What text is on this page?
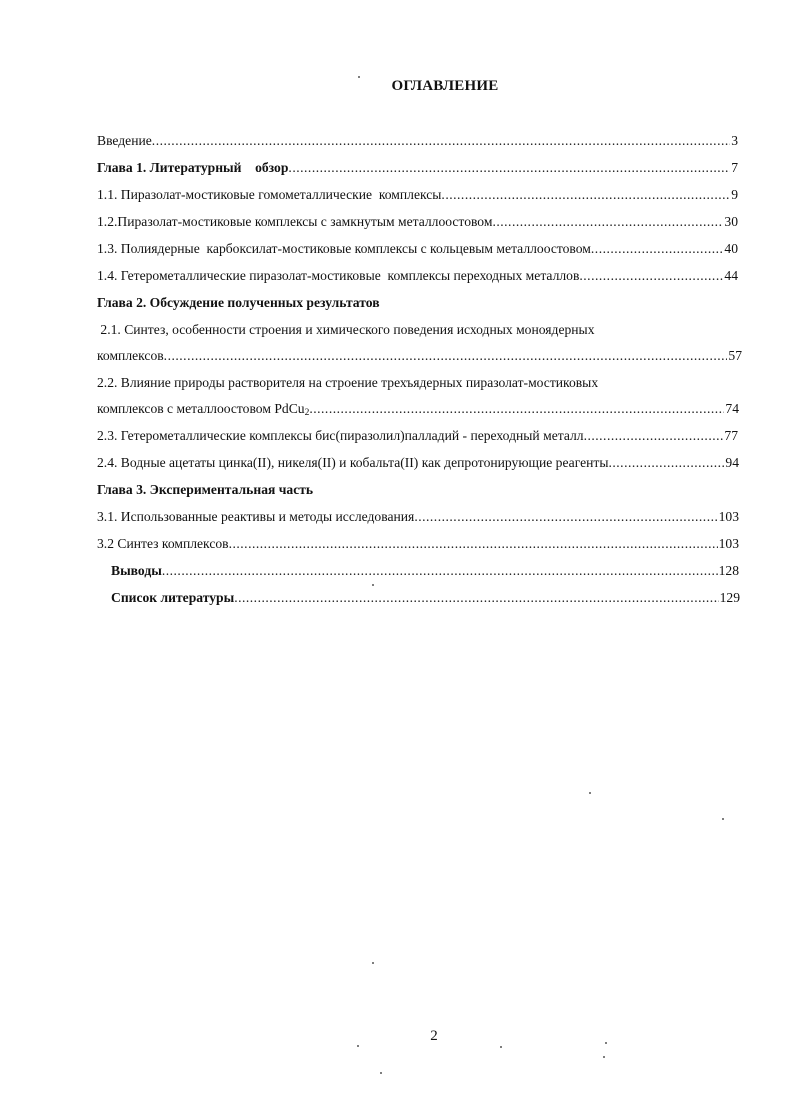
ОГЛАВЛЕНИЕ
Введение .....	3
Глава 1. Литературный    обзор .....	7
1.1. Пиразолат-мостиковые гомометаллические  комплексы .....	9
1.2.Пиразолат-мостиковые комплексы с замкнутым металлоостовом .....	30
1.3. Полиядерные  карбоксилат-мостиковые комплексы с кольцевым металлоостовом .....	40
1.4. Гетерометаллические пиразолат-мостиковые  комплексы переходных металлов .....	44
Глава 2. Обсуждение полученных результатов
2.1. Синтез, особенности строения и химического поведения исходных моноядерных
комплексов .....	57
2.2. Влияние природы растворителя на строение трехъядерных пиразолат-мостиковых
комплексов с металлоостовом PdCu$_2$ .....	74
2.3. Гетерометаллические комплексы бис(пиразолил)палладий - переходный металл .....	77
2.4. Водные ацетаты цинка(II), никеля(II) и кобальта(II) как депротонирующие реагенты .....	94
Глава 3. Экспериментальная часть
3.1. Использованные реактивы и методы исследования .....	103
3.2 Синтез комплексов .....	103
Выводы .....	128
Список литературы .....	129
2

# [To be done]
Make an exact copy of all entries above, dropping the images.

# [Task answer]
What text is on this page?
ОГЛАВЛЕНИЕ
Введение .....	3
Глава 1. Литературный    обзор .....	7
1.1. Пиразолат-мостиковые гомометаллические  комплексы .....	9
1.2.Пиразолат-мостиковые комплексы с замкнутым металлоостовом .....	30
1.3. Полиядерные  карбоксилат-мостиковые комплексы с кольцевым металлоостовом .....	40
1.4. Гетерометаллические пиразолат-мостиковые  комплексы переходных металлов .....	44
Глава 2. Обсуждение полученных результатов
2.1. Синтез, особенности строения и химического поведения исходных моноядерных
комплексов .....	57
2.2. Влияние природы растворителя на строение трехъядерных пиразолат-мостиковых
комплексов с металлоостовом PdCu$_2$ .....	74
2.3. Гетерометаллические комплексы бис(пиразолил)палладий - переходный металл .....	77
2.4. Водные ацетаты цинка(II), никеля(II) и кобальта(II) как депротонирующие реагенты .....	94
Глава 3. Экспериментальная часть
3.1. Использованные реактивы и методы исследования .....	103
3.2 Синтез комплексов .....	103
Выводы .....	128
Список литературы .....	129
2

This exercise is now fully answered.